All of the entries must be reproduced exactly, with no images carried over.
#### Data supplied
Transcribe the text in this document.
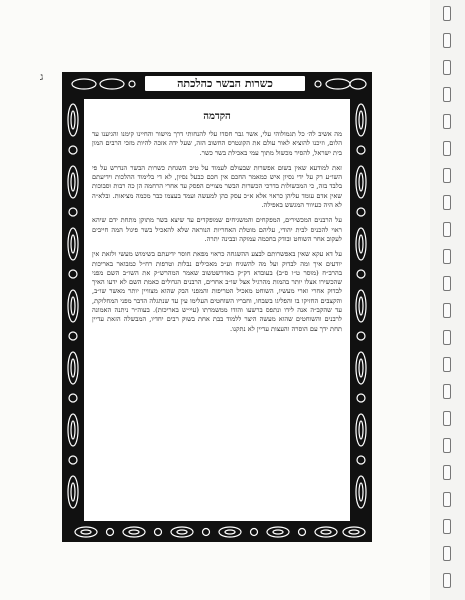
ג	כשרות הבשר כהלכתה
הקדמה

מה אשיב לה׳ כל תגמולוהי עלי, אשר גבר חסדו עלי להנחותי דרך מישור והחיינו קימנו והגיענו עד הלום, וזיכנו להוציא לאור עולם את הקונטרס החשוב הזה, שעל ידה אזכה להיות מזכי הרבים המון בית ישראל, להסיר מכשול מתוך עמי באכילת בשר כשר.

זאת למודעא שאין בשום אפשרות שבעולם לעמוד על טיב השגחת כשרות הבשר הנדרש על פי השו״ע רק על ידי נסיון איש כמאמר החכם אין חכם כבעל נסיון, לא די בלימוד ההלכות וידיעתם בלבד בזה, כי המכשולות בדרכי הכשרות הבשר מצויים הפסק עד אחרי הרחמה הן כה רבות וסבוכות שאין אדם עומד עליהן כראוי אלא א״כ עסק כהן למעשה ועמד בעצמו כבר מכמה מציאות. ובלא״ה לא היה כעיוור המגשש באפילה.

על הרבנים המכשירים, המפקחים והמשגיחים שמופקדים עד שיצא בשר מתוקן מתחת ידם שיהא ראוי להכניס לבית יהודי, עליהם מוטלת האחריות הנוראה שלא להאכיל בשר פיגול המה חייבים לעקוב אחר השוחט ובודק בחכמה עמוקה ובבינה יתרה.

על דא עקא שאין באפשרותם לבצע ההשגחה כראוי מפאת חוסר ידיעתם בשימוש מעשי ולזאת אין יודעים איך ומה לבדוק ועל מה להשגיח וע״כ מאכילים נבלות וטרפות רח״ל כמבואר באריכות בהרב״ח (מוסר ט״ו ס״ב) בעובדא דק״ק באדרשטשוב שאמר המהרש״ק את השו״ב השם מפני שהכשירו אצלו יותר בהמות מהרגיל אצל שו״ב אחרים, הרבנים הגדולים כאמת השם לא ידעו האיך לבדוק אחרי וארי מעשיו, השוחט מאכיל הטריפות והמפני הבק שהוא מצוויין יותר מאשר שו״ב, והקצבים החזיקו בו והפליגו בשבחו, וחבריו השוחטים העלימו עין עד שנתגלה הדבר מפני המחלוקת, עד שהקב״ה אנה לידו ונתפס ברשעו והודו ממשמרתו (עיי״ש באריכות). בעוה״ר ניתנה האמונה לרבנים והשוחטים שהוא מעשה היצר ללמוד בבת אחת בשוק רבים יחדיו, המבשלה הזאת עדיין תחת ידך עם הוסרה והעצות עדיין לא נתקנו.
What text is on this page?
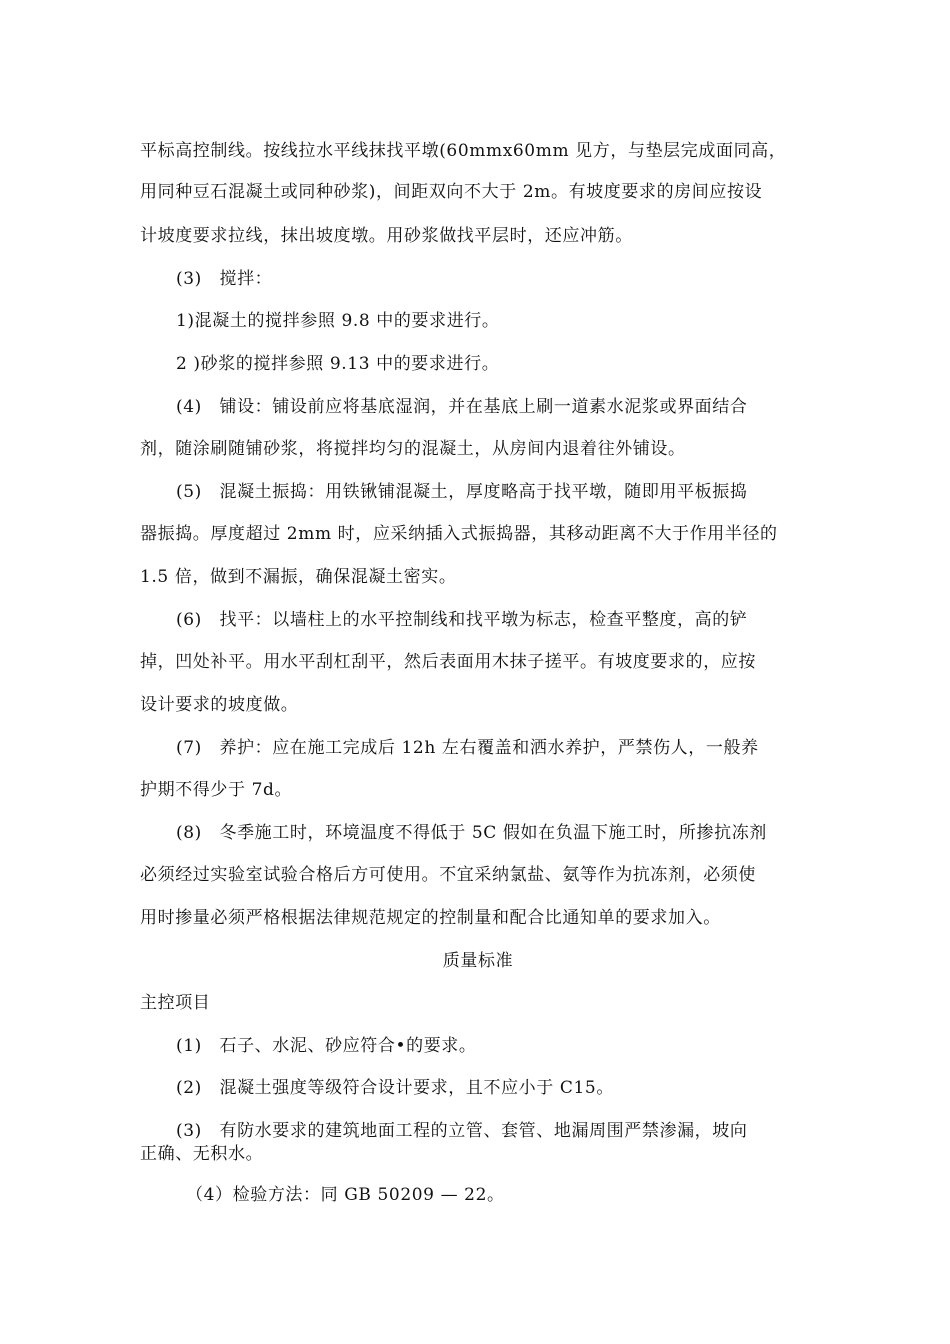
平标高控制线。按线拉水平线抹找平墩(60mmx60mm 见方，与垫层完成面同高，
用同种豆石混凝土或同种砂浆)，间距双向不大于 2m。有坡度要求的房间应按设
计坡度要求拉线，抹出坡度墩。用砂浆做找平层时，还应冲筋。
(3)　搅拌：
1)混凝土的搅拌参照 9.8 中的要求进行。
2 )砂浆的搅拌参照 9.13 中的要求进行。
(4)　铺设：铺设前应将基底湿润，并在基底上刷一道素水泥浆或界面结合
剂，随涂刷随铺砂浆，将搅拌均匀的混凝土，从房间内退着往外铺设。
(5)　混凝土振捣：用铁锹铺混凝土，厚度略高于找平墩，随即用平板振捣
器振捣。厚度超过 2mm 时，应采纳插入式振捣器，其移动距离不大于作用半径的
1.5 倍，做到不漏振，确保混凝土密实。
(6)　找平：以墙柱上的水平控制线和找平墩为标志，检查平整度，高的铲
掉，凹处补平。用水平刮杠刮平，然后表面用木抹子搓平。有坡度要求的，应按
设计要求的坡度做。
(7)　养护：应在施工完成后 12h 左右覆盖和洒水养护，严禁伤人，一般养
护期不得少于 7d。
(8)　冬季施工时，环境温度不得低于 5C 假如在负温下施工时，所掺抗冻剂
必须经过实验室试验合格后方可使用。不宜采纳氯盐、氨等作为抗冻剂，必须使
用时掺量必须严格根据法律规范规定的控制量和配合比通知单的要求加入。
质量标准
主控项目
(1)　石子、水泥、砂应符合•的要求。
(2)　混凝土强度等级符合设计要求，且不应小于 C15。
(3)　有防水要求的建筑地面工程的立管、套管、地漏周围严禁渗漏，坡向
正确、无积水。
（4）检验方法：同 GB 50209 — 22。
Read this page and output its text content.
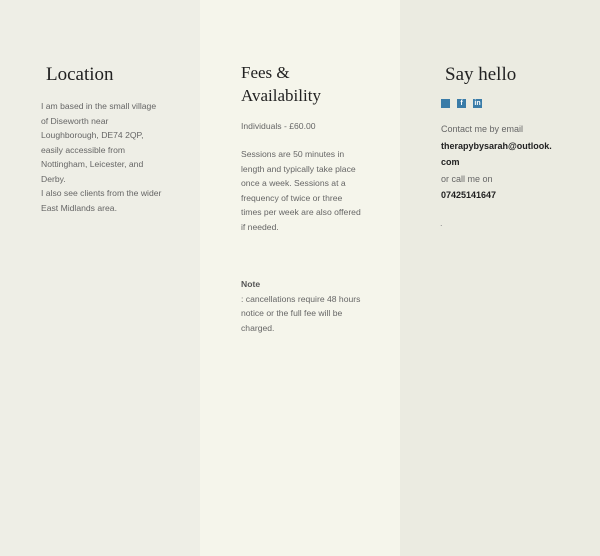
Location
I am based in the small village
of Diseworth near
Loughborough, DE74 2QP,
easily accessible from
Nottingham, Leicester, and
Derby.
I also see clients from the wider
East Midlands area.
Fees &
Availability
Individuals - £60.00
Sessions are 50 minutes in
length and typically take place
once a week. Sessions at a
frequency of twice or three
times per week are also offered
if needed.
Note
: cancellations require 48 hours
notice or the full fee will be
charged.
Say hello
Contact me by email
therapybysarah@outlook.
com
or call me on
07425141647
.
f	in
########
◆ **Result**:
Transcribe the text in this document.
ג	כשרות הבשר כהלכתה
הקדמה

מה אשיב לה׳ כל תגמולוהי עלי, אשר גבר חסדו עלי להנחותי דרך מישור והחיינו קימנו והגיענו עד הלום, וזיכנו להוציא לאור עולם את הקונטרס החשוב הזה, שעל ידה אזכה להיות מזכי הרבים המון בית ישראל, להסיר מכשול מתוך עמי באכילת בשר כשר.

זאת למודעא שאין בשום אפשרות שבעולם לעמוד על טיב השגחת כשרות הבשר הנדרש על פי השו״ע רק על ידי נסיון איש כמאמר החכם אין חכם כבעל נסיון, לא די בלימוד ההלכות וידיעתם בלבד בזה, כי המכשולות בדרכי הכשרות הבשר מצויים הפסק עד אחרי הרחמה הן כה רבות וסבוכות שאין אדם עומד עליהן כראוי אלא א״כ עסק כהן למעשה ועמד בעצמו כבר מכמה מציאות. ובלא״ה לא היה כעיוור המגשש באפילה.

על הרבנים המכשירים, המפקחים והמשגיחים שמופקדים עד שיצא בשר מתוקן מתחת ידם שיהא ראוי להכניס לבית יהודי, עליהם מוטלת האחריות הנוראה שלא להאכיל בשר פיגול המה חייבים לעקוב אחר השוחט ובודק בחכמה עמוקה ובבינה יתרה.

על דא עקא שאין באפשרותם לבצע ההשגחה כראוי מפאת חוסר ידיעתם בשימוש מעשי ולזאת אין יודעים איך ומה לבדוק ועל מה להשגיח וע״כ מאכילים נבלות וטרפות רח״ל כמבואר באריכות בהרב״ח (מוסר ט״ו ס״ב) בעובדא דק״ק באדרשטשוב שאמר המהרש״ק את השו״ב השם מפני שהכשירו אצלו יותר בהמות מהרגיל אצל שו״ב אחרים, הרבנים הגדולים כאמת השם לא ידעו האיך לבדוק אחרי וארי מעשיו, השוחט מאכיל הטריפות והמפני הבק שהוא מצוויין יותר מאשר שו״ב, והקצבים החזיקו בו והפליגו בשבחו, וחבריו השוחטים העלימו עין עד שנתגלה הדבר מפני המחלוקת, עד שהקב״ה אנה לידו ונתפס ברשעו והודו ממשמרתו (עיי״ש באריכות). בעוה״ר ניתנה האמונה לרבנים והשוחטים שהוא מעשה היצר ללמוד בבת אחת בשוק רבים יחדיו, המבשלה הזאת עדיין תחת ידך עם הוסרה והעצות עדיין לא נתקנו.
What text is on this page?
平标高控制线。按线拉水平线抹找平墩(60mmx60mm 见方，与垫层完成面同高，
用同种豆石混凝土或同种砂浆)，间距双向不大于 2m。有坡度要求的房间应按设
计坡度要求拉线，抹出坡度墩。用砂浆做找平层时，还应冲筋。
(3)　搅拌：
1)混凝土的搅拌参照 9.8 中的要求进行。
2 )砂浆的搅拌参照 9.13 中的要求进行。
(4)　铺设：铺设前应将基底湿润，并在基底上刷一道素水泥浆或界面结合
剂，随涂刷随铺砂浆，将搅拌均匀的混凝土，从房间内退着往外铺设。
(5)　混凝土振捣：用铁锹铺混凝土，厚度略高于找平墩，随即用平板振捣
器振捣。厚度超过 2mm 时，应采纳插入式振捣器，其移动距离不大于作用半径的
1.5 倍，做到不漏振，确保混凝土密实。
(6)　找平：以墙柱上的水平控制线和找平墩为标志，检查平整度，高的铲
掉，凹处补平。用水平刮杠刮平，然后表面用木抹子搓平。有坡度要求的，应按
设计要求的坡度做。
(7)　养护：应在施工完成后 12h 左右覆盖和洒水养护，严禁伤人，一般养
护期不得少于 7d。
(8)　冬季施工时，环境温度不得低于 5C 假如在负温下施工时，所掺抗冻剂
必须经过实验室试验合格后方可使用。不宜采纳氯盐、氨等作为抗冻剂，必须使
用时掺量必须严格根据法律规范规定的控制量和配合比通知单的要求加入。
质量标准
主控项目
(1)　石子、水泥、砂应符合•的要求。
(2)　混凝土强度等级符合设计要求，且不应小于 C15。
(3)　有防水要求的建筑地面工程的立管、套管、地漏周围严禁渗漏，坡向
正确、无积水。
（4）检验方法：同 GB 50209 — 22。
Read this page and output its text content.
Location
I am based in the small village
of Diseworth near
Loughborough, DE74 2QP,
easily accessible from
Nottingham, Leicester, and
Derby.
I also see clients from the wider
East Midlands area.
Fees &
Availability
Individuals - £60.00
Sessions are 50 minutes in
length and typically take place
once a week. Sessions at a
frequency of twice or three
times per week are also offered
if needed.
Note
: cancellations require 48 hours
notice or the full fee will be
charged.
Say hello
Contact me by email
therapybysarah@outlook.
com
or call me on
07425141647
.
f	in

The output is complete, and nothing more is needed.